§ Items
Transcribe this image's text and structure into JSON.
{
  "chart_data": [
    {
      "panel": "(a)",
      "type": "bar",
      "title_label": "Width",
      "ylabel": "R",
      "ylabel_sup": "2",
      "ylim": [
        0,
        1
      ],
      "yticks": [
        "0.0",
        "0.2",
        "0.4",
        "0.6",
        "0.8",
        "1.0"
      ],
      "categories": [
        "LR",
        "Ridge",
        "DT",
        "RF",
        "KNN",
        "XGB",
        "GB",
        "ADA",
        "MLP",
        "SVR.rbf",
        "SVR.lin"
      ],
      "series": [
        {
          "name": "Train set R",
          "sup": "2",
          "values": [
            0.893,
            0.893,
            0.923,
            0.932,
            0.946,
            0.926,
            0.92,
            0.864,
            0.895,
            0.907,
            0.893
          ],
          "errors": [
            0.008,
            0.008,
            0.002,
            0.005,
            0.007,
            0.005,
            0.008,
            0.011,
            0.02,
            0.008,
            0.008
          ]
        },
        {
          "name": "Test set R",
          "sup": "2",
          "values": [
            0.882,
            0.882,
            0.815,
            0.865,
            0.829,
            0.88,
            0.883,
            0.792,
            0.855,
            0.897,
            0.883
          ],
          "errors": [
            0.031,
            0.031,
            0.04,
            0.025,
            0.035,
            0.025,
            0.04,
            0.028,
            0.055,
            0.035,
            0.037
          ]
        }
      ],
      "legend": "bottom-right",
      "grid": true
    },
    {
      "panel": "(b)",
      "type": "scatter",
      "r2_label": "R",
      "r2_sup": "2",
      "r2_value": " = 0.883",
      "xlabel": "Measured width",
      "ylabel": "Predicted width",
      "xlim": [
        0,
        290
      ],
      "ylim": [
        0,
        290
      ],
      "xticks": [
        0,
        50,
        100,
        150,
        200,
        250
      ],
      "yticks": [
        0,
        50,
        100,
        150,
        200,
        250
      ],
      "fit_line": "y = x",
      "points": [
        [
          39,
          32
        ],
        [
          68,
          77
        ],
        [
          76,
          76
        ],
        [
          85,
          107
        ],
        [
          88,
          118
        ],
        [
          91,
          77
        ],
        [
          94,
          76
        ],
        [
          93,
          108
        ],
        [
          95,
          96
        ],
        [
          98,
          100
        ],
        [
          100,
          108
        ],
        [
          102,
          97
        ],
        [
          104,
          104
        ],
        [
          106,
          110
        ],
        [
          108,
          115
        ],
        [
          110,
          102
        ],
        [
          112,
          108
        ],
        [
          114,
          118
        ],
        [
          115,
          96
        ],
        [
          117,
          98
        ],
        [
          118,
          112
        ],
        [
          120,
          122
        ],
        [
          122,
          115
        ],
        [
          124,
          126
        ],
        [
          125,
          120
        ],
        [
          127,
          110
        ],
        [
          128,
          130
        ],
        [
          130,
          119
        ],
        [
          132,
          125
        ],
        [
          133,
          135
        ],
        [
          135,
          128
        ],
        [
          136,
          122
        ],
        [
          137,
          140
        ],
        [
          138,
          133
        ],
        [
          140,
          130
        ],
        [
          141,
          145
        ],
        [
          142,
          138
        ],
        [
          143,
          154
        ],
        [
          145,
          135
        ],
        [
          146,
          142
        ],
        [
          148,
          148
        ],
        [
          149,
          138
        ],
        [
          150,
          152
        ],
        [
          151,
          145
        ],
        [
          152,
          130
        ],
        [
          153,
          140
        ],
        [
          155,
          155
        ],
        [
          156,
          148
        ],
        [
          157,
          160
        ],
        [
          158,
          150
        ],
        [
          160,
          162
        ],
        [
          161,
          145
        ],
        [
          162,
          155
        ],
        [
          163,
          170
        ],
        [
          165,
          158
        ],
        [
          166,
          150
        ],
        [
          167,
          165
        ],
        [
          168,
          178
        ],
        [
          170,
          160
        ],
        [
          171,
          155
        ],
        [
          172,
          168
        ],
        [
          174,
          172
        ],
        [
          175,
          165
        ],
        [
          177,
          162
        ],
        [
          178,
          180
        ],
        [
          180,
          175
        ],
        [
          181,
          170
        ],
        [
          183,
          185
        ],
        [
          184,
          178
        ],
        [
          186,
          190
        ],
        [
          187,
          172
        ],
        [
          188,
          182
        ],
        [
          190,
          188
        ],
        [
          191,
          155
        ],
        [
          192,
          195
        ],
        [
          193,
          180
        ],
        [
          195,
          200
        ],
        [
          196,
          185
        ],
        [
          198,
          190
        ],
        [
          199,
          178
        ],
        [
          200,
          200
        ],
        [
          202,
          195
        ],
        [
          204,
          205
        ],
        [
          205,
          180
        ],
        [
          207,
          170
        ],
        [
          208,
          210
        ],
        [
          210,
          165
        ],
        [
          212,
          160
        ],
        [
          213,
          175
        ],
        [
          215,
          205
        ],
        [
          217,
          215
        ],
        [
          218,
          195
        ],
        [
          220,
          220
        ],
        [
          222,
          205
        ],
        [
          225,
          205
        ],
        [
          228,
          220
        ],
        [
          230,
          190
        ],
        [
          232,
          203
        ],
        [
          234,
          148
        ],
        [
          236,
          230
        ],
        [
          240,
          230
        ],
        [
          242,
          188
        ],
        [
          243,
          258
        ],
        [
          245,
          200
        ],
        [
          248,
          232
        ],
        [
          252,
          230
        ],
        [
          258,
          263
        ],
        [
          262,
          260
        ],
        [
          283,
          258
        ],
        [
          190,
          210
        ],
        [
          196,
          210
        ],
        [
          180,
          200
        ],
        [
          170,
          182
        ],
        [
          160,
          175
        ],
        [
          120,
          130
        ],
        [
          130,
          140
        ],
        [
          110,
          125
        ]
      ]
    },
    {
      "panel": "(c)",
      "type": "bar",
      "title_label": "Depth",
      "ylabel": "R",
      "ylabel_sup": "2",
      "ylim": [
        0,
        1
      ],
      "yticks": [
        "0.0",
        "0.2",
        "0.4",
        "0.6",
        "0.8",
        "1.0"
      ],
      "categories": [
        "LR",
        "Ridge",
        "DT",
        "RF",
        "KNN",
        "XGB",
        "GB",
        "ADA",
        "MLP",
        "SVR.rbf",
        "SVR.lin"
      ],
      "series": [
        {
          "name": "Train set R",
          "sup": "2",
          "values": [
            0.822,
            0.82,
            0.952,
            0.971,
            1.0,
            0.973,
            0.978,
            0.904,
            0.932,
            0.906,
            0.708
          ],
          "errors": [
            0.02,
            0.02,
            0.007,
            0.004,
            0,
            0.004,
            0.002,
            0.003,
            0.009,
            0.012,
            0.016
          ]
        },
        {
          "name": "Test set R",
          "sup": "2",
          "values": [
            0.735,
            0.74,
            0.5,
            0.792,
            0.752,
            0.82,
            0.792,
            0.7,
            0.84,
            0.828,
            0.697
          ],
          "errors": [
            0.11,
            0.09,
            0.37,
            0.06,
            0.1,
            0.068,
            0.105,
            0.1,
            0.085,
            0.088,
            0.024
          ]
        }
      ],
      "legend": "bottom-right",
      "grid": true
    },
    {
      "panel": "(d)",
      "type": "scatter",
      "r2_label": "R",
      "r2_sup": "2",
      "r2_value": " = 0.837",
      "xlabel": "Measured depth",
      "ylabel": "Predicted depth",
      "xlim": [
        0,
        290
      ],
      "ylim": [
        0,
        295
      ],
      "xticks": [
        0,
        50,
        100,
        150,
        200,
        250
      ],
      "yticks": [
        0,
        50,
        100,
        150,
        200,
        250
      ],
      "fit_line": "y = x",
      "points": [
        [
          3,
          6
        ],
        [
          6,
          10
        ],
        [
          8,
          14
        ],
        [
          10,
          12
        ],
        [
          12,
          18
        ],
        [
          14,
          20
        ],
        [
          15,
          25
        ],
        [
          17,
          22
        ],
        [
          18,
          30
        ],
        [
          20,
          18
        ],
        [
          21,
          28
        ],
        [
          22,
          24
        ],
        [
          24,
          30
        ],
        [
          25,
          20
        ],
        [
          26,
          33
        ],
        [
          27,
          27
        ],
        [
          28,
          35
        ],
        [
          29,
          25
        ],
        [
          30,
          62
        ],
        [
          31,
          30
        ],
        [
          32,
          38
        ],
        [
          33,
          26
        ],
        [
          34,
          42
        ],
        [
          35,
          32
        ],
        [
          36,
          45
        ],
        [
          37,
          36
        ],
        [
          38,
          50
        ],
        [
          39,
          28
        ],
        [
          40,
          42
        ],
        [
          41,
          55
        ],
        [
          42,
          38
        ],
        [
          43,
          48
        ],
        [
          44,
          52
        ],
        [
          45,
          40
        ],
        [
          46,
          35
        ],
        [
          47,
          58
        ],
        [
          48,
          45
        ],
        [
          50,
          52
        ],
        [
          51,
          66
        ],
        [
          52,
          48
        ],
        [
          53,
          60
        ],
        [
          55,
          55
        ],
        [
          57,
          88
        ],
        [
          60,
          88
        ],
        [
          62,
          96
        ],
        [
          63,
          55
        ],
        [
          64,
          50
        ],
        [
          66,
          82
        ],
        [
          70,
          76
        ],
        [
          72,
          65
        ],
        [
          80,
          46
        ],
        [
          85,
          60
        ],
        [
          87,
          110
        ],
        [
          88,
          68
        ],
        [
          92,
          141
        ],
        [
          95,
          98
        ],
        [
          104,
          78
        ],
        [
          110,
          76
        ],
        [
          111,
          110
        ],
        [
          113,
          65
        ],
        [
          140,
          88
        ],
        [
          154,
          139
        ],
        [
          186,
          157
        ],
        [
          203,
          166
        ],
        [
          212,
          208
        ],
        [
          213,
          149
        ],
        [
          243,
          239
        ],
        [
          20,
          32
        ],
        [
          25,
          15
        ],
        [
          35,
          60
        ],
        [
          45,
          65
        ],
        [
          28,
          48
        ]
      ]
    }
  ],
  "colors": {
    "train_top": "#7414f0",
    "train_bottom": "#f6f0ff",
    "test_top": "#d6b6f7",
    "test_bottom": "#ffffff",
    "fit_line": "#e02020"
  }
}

§ Exercise objective
For each line of the entries that includes "Measured", show that line.

§ The solution
      "xlabel": "Measured width",
      "xlabel": "Measured depth",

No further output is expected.